=== Dataset excerpts ===

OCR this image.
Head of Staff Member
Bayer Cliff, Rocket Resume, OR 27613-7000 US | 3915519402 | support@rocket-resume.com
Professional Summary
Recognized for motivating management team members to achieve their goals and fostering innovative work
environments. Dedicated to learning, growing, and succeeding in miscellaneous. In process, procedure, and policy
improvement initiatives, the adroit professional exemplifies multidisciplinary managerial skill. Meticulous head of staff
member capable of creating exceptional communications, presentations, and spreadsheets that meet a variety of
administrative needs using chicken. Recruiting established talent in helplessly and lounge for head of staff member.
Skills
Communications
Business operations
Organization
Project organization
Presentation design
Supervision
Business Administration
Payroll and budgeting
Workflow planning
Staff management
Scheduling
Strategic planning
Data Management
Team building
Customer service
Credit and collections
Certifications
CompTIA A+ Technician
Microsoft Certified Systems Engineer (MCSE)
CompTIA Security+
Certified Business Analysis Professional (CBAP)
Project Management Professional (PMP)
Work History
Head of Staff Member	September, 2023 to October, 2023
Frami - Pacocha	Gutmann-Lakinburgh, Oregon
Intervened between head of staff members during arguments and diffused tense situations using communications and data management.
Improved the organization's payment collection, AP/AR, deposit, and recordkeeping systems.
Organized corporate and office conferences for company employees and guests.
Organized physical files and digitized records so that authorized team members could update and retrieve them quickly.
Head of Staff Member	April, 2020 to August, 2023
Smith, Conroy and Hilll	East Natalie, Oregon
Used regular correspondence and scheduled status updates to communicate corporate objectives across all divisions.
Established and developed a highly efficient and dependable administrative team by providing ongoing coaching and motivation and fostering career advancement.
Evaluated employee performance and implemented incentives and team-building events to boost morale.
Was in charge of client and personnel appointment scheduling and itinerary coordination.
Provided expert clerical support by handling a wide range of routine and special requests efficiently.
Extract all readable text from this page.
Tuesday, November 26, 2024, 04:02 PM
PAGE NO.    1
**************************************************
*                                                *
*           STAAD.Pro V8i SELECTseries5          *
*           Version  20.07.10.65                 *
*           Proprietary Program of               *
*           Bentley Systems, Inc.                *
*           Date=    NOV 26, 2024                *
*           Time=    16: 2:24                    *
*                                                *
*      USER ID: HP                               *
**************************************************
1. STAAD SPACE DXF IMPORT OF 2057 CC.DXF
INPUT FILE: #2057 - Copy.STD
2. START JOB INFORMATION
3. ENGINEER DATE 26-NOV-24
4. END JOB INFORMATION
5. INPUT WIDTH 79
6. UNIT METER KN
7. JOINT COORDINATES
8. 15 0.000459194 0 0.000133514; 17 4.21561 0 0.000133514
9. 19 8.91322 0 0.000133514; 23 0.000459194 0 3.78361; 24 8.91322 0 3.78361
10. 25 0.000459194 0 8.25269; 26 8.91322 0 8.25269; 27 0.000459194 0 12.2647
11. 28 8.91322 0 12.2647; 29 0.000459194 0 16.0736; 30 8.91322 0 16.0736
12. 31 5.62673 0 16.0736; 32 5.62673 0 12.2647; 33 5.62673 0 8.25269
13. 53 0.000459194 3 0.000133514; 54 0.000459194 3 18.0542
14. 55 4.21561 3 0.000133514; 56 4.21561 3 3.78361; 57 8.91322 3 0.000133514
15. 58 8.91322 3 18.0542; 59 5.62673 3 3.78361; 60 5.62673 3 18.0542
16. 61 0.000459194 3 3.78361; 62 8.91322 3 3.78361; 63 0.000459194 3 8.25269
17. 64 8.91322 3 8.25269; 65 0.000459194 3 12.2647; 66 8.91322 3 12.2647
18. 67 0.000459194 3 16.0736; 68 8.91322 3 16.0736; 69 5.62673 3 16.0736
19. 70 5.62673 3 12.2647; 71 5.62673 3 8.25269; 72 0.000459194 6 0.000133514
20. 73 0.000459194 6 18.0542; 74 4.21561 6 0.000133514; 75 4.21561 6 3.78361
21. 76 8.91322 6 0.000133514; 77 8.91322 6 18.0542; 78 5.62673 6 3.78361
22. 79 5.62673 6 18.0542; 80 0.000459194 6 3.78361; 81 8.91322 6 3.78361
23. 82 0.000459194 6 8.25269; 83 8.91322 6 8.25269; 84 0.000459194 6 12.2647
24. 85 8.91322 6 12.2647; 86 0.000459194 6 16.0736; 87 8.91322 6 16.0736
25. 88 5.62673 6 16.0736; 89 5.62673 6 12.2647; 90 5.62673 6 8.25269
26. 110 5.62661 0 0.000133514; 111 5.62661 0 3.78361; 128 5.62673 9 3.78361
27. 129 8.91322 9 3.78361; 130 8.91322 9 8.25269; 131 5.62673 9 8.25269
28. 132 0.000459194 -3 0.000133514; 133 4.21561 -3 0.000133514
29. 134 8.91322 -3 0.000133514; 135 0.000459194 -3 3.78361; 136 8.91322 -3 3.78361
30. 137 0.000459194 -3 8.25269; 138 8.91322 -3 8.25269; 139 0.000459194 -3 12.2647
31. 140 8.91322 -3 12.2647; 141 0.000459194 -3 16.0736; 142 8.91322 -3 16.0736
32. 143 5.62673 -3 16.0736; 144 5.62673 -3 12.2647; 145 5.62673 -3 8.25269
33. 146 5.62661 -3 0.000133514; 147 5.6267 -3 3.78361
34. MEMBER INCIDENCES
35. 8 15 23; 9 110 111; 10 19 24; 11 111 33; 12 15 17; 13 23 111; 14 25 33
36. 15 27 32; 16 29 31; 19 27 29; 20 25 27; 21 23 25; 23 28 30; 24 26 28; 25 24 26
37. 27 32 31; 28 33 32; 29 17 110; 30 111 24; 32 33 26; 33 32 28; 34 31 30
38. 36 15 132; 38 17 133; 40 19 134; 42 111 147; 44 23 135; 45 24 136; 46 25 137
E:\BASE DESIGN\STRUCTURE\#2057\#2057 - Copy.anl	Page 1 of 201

===

* Challenge
Read through the lines above and collect those that contain the string "INFORMATION".

* The completed task
2. START JOB INFORMATION
4. END JOB INFORMATION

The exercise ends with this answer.